**Text passage**
• • • • •
Banker's right to combine accounts

Under English law, a bank has a general right to combine accounts where a customer has multiple accounts with the same bank.[1] The right has been recognised since at least 1860.[2] However it was not until 1975 in the House of Lords decision in National Westminster Bank Ltd v Halesowen Presswork & Assemblies Ltd [1972] AC 785 that it was finally determined that this was a type of set-off right rather than anything related to the banker's lien (a separate common law right). Typically the right will be exercised where one account is overdrawn and the other is in credit so that the bank can secure full repayment of overdraft without the need to take any further action with respect to the customer. The broad rationale is that separate numbered accounts are set up for administrative convenience only, but the legal duty upon a bank to "account" to its customers for the sums held by it only extends to the net sum.

Mutuality

In order for the bank to combine accounts there must be mutuality, i.e. it must be the same customer and the same legal entity for the bank.[3] However, accounts held at different branches of the same bank may still be combined. Although it has not been finally determined by case law, most commentators accept that accounts in different currencies may be combined, as may accounts in different countries (so long as the governing law in each country permits such combination).[1]

Bars to combining accounts

There are various grounds set out in the case law which indicate when an account may not be combined.

  • Agreement to forbear. An agreement by the bank not to combine accounts will be binding, possible even in the absence of any consideration. If not an express time, then it will generally be implied that a material change in circumstances would terminate such an agreement (in Halesowen it was held that calling a meeting of creditors would constitute such circumstances, but in Australia it has been held that appointing a receiver did not.[4]
  • Money held for specific purpose. In line with the authorities on Quistclose trusts, if money is held by the bank for a specific purpose, then it is impressed by a trust and is not subject to combination.[5]
  • Money held on trust. Where the customer holds the money in the account as trustee and so is not beneficially entitled to it, it cannot be combined.[6] However, it appears that the reverse is not true - if a trust account is overdrawn then the bank can combine that with a trustee's personal account because the trustee is personally liable for the obligations of the trust.[7]
  • Where account is subject to a security interest. Provided the security interest is fixed and not floating, this will prevent combination of accounts.[8]
  • Where one account is a loan account. This is considered further below.
• • • • •
**Provided records**
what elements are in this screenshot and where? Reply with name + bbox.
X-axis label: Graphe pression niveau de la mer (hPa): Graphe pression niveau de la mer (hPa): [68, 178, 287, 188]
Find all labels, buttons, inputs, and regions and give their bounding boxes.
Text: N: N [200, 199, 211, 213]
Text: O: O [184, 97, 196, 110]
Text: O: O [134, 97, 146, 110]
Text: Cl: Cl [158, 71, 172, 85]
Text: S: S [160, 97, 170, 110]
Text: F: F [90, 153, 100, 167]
• • • • •
**What to do**
• 1. Scale the listing: begin at the line that has "Find all labels, buttons, inputs, and" and stop at the end of the listing, including both ends. Write those lines again, requests included, with every bounding box coordinate in the answers multiplied by 0.65 and rounded to a whole number (halves round up).
• 2. Extend the passage on the banker's right to combine accounts, picking up after its last sentence.

**Results of the tasks**
• 1.
Find all labels, buttons, inputs, and regions and give their bounding boxes.
Text: N: N [130, 129, 137, 138]
Text: O: O [120, 63, 127, 72]
Text: O: O [87, 63, 95, 72]
Text: Cl: Cl [103, 46, 112, 55]
Text: S: S [104, 63, 111, 72]
Text: F: F [59, 99, 65, 109]

• 2.
Loan accounts There is a distinct line of authority which indicates that where one of the accounts is a loan account then the bank cannot exercise its rights to combine accounts (Obed Tashabya v DFCU Bank). Most of the authorities relating to this are older cases,[9] but the rule was applied more recently in Fraser v Oystertec plc [2006] 1 BCLC 491.

Although slightly anachronistic, the rationale appears to be that the customer of the bank should not be at risk of the bank combining a short-term current account on which the customer writes cheques for daily expenses with a long-term loan account which is not due for repayment until some future time. In practice, most loan agreements will usually give the bank a contractual right to set-off in any event.[1]

Notice

Although there is one case which argues to the contrary, the orthodox position is that the bank does not need to give the customer notice prior to exercising a right to combine accounts.[10][11]

Insolvency

If the bank does not exercise a right to combine accounts prior to a company going into insolvent liquidation, then insolvency set-off will operate automatically, and the insolvency set-off rules will prevail over the bank's right to combine accounts.[10]

Foreign countries

The banker's right to combine accounts has been recognised at appellate level by the courts of various other common law jurisdictions, including Australia,[4] Canada,[7] Guyana[12] and Singapore.[11] However, there does not appear to be any corresponding general right in civil law jurisdictions outside of the conventional right of set-off.

Footnotes

  1. E.P. Ellinger; E. Lomnicka; C. Hare (2011). Ellinger's Modern Banking Law (5th ed.). Oxford University Press. p. 248. ISBN 978-019-923209-3.
  2. Cumming v Shand (1860) 5 H&N 95. See also: Re European Bank, Agra Bank Claims (1872) LR 8 Ch App 41; Garnett v McKewan (1872) LR 8 Ex 10
  3. Greenwood Teale v William, William, Brown & Co (1894) 11 TLR 56
  4. Direct Acceptances Corp v Bank of NSW (1968) 88 WN (NSW) (Pt 1) 498
  5. WP Greenhalgh & Sons v Union Bank of Manchester [1924] 2 KB 153
  6. Union Bank of Australia v Murray-Aynsley [1898] AC 693
  7. Daniels v Imperial Bank of Canada (1914) 19 DLR 166
  8. Biggerstaff v Rowatt's Wharf Ltd [1896] 2 Ch 93; NW Robbie & Co Ltd v Witney Warehouse Co Ltd [1963] 1 WLR 1324
  9. Re EJ Morel (1934) Ltd [1962] Ch 21; Bradford Old Bank v Sutcliffe [1918] 2 KB 833
  10. National Westminster Bank Ltd v Halesowen Presswork & Assemblies Ltd [1972] AC 785
  11. Good Property Land Development Pte Ltd v Société Générale [1996] 2 SLR 239 at 250
  12. British Guiana Bank v OR (1911) 104 LT 754 (PC)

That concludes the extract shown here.